Copy the forum thread on imagination starting with "Now, no-one's really" and going on through "with a bow.", substituting "learning" for every "memory".

[START OF DOCUMENT TEXT]

Imagination is whatever you think it is.

Much the same as everything else, really. But harder to tax.
 
i view imagination as a "screensaver" or a background program for the brain, spend too much time not thinking hard about other things and immagination kicks in,
 
There's a kind of merit in that idea.

Although it's less of a screensaver, and more something to keep the brain ticking when it's idle. Got to do something with those spare clock-cycles.
 
Sort of like the SETI thing, in one sense. Then perhaps a more explicit application at other times... :D
 
IMHO, imagination would be a very important step in the development of consciousness as we experience it - since it allows abstraction and creativity - very good for solving problems, creating complex societies and invneing useful tools etc.
 
thinking further I suspect imagination plays a big part in empathy and social world stuff. Crucial to childhood development in many ways.

:D

this is a great thread, by the way... thanks Mr. R.i.n.g.
 
sunsplash said:
thinking further I suspect imagination plays a big part in empathy and social world stuff. Crucial to childhood development in many ways.

:D

I've often wondered whether if, when a kitten 'hunts' and 'kills' a twig or twine or whatever, it is using imagination. If so, is imagination related to instinct?
 
I suppose it may tie in with dreaming. We know that pretty much all mammals dream, including monotremata (they used to think that echidnas didn't, but it turns out they do). Does this mean that imagination is a mammalian trait?

Now, no-one's really sure what dreaming is for. The most common modern interpretation is that it relates to memory in some way. I don't see how imagination may relate to memory, but it's possible. And it could all be tied up neatly with a bow.

But I doubt it.

[END INCOHERENT RAMBLING]
 
shambles said:
sunsplash said:
thinking further I suspect imagination plays a big part in empathy and social world stuff. Crucial to childhood development in many ways.

:D

I've often wondered whether if, when a kitten 'hunts' and 'kills' a twig or twine or whatever, it is using imagination. If so, is imagination related to instinct?

That's a great observation! And a bloody good question!!!

You'd think (on behalf of the cat, say), that it must some how 'know' that imagining something improves performance ( ie hunting skills) at an instinctual level... Else why do it?

[END OF DOCUMENT TEXT]
[START OF DATASET RECORDS]

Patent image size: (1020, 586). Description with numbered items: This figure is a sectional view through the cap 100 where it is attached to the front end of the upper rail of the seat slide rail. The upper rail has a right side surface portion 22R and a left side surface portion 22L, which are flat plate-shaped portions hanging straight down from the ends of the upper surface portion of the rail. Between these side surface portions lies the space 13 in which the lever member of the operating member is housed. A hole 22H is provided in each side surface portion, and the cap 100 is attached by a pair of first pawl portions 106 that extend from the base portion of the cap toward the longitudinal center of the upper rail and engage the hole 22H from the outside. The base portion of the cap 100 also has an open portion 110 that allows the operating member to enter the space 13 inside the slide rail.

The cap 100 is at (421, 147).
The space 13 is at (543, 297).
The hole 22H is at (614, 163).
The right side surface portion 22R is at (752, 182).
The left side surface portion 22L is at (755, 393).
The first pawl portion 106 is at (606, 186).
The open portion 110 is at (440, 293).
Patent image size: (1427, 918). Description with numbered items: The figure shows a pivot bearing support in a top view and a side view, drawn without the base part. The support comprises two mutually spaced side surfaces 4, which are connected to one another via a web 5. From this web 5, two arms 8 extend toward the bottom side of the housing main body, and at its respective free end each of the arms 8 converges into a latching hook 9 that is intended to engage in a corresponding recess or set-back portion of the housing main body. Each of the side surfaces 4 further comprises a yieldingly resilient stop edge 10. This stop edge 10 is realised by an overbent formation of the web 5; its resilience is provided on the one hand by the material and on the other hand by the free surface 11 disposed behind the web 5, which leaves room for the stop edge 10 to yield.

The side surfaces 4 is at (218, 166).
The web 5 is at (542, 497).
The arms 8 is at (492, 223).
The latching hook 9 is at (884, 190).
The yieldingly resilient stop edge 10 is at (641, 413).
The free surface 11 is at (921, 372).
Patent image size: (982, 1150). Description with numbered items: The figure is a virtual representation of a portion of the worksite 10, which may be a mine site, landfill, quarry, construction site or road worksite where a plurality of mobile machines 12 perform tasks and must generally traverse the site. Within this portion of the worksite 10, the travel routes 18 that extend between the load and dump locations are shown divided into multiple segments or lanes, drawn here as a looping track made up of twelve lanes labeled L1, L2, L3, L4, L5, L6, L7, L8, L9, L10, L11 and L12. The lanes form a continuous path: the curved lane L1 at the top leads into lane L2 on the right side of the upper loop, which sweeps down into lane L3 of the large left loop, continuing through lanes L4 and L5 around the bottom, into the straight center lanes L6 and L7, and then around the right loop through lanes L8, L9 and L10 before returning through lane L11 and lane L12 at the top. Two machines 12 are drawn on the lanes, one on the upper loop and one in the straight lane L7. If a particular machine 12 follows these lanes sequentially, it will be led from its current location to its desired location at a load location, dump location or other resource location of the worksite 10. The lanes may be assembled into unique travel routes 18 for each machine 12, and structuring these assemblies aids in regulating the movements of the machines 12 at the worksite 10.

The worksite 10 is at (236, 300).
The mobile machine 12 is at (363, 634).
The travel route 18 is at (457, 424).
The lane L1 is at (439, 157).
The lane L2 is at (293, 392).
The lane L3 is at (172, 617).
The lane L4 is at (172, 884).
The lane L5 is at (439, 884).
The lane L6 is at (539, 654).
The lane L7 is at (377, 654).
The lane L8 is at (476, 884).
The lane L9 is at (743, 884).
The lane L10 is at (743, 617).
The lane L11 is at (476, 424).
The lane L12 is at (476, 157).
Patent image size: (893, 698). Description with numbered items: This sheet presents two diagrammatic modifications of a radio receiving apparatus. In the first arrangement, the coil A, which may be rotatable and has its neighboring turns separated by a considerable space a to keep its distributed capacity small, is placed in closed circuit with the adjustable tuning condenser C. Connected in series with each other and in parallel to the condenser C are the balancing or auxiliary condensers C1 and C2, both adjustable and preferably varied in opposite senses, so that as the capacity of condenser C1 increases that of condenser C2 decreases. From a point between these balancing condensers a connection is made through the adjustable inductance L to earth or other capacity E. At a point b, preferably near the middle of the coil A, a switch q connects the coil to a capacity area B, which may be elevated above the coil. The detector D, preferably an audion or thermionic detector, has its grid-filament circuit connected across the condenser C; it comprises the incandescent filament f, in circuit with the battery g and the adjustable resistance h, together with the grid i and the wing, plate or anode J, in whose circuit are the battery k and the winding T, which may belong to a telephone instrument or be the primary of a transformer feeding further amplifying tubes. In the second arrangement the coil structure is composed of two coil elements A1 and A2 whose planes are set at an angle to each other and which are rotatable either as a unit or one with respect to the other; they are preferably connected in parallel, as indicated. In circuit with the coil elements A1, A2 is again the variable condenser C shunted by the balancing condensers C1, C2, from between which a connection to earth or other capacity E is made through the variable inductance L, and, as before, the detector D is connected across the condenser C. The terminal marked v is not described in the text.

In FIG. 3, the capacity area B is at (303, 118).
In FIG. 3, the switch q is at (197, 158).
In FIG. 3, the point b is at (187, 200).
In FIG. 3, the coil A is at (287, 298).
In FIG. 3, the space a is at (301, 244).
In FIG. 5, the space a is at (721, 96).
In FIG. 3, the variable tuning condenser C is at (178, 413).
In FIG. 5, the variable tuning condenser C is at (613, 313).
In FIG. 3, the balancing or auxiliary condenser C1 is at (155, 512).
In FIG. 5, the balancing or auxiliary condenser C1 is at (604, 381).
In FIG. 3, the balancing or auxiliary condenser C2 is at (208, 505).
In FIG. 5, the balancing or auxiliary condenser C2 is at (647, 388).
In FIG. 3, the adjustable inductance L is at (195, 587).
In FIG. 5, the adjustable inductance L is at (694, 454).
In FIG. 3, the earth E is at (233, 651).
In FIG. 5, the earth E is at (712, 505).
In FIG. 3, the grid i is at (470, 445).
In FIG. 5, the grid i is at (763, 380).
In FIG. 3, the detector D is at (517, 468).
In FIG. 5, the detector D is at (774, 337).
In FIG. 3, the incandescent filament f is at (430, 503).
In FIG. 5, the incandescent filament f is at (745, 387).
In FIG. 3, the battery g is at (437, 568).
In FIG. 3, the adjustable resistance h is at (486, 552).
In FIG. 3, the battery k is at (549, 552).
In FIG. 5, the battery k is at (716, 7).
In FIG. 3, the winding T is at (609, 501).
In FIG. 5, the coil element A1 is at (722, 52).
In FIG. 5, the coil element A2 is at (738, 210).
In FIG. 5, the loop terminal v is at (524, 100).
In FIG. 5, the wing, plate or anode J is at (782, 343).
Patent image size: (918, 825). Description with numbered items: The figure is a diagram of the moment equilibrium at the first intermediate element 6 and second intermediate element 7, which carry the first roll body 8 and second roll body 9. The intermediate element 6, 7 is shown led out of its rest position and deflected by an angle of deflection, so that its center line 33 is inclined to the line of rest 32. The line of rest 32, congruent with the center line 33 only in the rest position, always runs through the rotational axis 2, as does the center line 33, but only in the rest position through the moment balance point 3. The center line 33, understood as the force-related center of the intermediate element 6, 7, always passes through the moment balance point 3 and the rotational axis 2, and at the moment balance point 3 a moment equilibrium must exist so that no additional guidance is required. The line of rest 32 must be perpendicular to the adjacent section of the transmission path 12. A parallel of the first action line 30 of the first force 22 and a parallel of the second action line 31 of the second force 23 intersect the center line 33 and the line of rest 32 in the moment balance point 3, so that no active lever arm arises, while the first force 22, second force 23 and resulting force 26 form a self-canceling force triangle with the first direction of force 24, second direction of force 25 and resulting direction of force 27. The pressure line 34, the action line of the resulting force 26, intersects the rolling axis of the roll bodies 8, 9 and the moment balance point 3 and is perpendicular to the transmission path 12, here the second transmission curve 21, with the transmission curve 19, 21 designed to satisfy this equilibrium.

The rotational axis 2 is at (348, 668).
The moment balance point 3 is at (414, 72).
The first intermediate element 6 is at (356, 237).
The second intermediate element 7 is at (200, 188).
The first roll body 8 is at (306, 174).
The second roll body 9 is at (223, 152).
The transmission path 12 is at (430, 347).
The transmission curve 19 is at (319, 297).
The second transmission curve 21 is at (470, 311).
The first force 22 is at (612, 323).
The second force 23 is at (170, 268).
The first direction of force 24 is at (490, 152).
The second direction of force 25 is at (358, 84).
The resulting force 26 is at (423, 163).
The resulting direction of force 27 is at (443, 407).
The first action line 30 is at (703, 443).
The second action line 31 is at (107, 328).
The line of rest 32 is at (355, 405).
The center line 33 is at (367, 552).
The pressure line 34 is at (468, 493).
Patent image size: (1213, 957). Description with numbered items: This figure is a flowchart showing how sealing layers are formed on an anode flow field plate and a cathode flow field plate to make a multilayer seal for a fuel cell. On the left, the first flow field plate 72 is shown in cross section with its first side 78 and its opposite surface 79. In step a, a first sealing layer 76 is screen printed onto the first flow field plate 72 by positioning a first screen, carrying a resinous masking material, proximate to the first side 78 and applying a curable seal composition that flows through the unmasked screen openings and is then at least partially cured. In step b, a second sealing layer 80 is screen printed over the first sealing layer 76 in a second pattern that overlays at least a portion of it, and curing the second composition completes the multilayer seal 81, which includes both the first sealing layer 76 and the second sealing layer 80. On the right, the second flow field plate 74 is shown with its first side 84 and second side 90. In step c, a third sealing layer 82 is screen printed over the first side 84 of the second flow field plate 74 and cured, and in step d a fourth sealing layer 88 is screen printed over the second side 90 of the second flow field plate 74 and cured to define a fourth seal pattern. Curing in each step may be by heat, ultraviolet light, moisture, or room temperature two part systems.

[END OF DATASET RECORDS]

(EXPECTED OUTPUT):
Now, no-one's really sure what dreaming is for. The most common modern interpretation is that it relates to learning in some way. I don't see how imagination may relate to learning, but it's possible. And it could all be tied up neatly with a bow.